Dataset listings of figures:
────────────────

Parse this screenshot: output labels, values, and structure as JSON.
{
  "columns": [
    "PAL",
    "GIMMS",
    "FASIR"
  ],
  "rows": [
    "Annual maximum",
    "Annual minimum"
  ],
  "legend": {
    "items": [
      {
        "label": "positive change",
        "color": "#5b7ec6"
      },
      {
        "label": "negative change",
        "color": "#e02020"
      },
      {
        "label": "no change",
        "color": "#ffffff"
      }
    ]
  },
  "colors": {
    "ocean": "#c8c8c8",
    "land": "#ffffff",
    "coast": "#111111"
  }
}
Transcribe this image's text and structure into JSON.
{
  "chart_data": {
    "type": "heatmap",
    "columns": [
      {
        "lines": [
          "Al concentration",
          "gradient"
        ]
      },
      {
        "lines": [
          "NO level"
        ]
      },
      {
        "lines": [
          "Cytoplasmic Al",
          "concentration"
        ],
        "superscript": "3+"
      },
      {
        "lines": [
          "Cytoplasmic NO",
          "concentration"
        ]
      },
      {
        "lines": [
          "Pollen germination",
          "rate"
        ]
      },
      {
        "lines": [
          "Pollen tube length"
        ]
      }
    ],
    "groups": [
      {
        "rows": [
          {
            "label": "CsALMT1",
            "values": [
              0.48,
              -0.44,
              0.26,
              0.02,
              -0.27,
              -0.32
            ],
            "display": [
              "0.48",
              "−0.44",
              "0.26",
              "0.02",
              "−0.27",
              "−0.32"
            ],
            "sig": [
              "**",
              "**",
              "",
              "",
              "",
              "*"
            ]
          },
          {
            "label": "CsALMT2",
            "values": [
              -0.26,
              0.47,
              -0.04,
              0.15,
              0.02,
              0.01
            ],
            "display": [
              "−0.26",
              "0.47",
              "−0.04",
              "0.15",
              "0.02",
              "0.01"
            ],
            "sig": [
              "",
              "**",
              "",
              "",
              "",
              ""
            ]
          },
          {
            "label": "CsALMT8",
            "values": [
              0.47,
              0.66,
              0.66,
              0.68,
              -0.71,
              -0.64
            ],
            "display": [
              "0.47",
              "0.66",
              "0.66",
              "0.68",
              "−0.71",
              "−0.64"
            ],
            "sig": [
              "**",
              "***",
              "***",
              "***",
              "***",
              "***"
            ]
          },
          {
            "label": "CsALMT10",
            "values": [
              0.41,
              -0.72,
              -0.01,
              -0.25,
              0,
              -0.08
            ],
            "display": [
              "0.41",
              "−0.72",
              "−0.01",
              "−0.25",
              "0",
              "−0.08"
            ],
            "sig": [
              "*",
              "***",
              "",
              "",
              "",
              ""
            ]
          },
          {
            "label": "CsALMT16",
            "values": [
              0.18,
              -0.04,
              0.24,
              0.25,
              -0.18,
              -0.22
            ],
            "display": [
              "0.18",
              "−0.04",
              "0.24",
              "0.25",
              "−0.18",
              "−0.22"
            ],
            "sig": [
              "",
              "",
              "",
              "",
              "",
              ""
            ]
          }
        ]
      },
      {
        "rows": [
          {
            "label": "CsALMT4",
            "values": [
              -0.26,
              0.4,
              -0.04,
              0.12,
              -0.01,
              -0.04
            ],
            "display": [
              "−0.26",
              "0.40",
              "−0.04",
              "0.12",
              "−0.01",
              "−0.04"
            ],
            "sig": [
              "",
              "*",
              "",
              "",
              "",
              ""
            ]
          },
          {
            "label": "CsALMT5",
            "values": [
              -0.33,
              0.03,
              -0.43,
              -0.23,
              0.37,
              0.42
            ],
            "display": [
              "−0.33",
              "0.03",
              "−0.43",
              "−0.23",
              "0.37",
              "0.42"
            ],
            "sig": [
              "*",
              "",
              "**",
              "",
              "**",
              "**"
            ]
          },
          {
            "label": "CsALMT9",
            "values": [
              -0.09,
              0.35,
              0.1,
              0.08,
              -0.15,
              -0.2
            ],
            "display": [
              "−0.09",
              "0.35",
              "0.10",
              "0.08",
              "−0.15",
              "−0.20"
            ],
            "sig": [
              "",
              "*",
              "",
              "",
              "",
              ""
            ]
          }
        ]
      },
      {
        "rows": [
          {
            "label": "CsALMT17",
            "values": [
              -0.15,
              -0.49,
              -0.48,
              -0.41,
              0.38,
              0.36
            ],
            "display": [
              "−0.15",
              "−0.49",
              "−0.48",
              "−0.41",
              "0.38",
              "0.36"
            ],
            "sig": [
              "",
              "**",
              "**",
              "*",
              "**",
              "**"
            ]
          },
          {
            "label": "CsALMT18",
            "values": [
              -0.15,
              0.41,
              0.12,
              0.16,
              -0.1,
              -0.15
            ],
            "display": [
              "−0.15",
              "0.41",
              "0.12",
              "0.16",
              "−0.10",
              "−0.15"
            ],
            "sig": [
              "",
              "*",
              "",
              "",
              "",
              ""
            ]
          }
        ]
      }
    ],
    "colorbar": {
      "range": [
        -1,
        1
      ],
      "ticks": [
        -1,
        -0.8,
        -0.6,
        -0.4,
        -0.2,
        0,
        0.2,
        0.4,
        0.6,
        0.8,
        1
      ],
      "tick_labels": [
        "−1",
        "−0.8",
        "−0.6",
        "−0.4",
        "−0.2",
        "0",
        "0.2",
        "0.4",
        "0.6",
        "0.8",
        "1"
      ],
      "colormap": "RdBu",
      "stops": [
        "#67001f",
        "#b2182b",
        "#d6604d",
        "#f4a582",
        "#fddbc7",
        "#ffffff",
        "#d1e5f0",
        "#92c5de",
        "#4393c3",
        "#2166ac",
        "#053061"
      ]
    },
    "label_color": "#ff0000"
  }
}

────────────────

Given problem: Out of the preceding entries, pull every line containing the string "this".

Correct response:
Parse this screenshot: output labels, values, and structure as JSON.
Transcribe this image's text and structure into JSON.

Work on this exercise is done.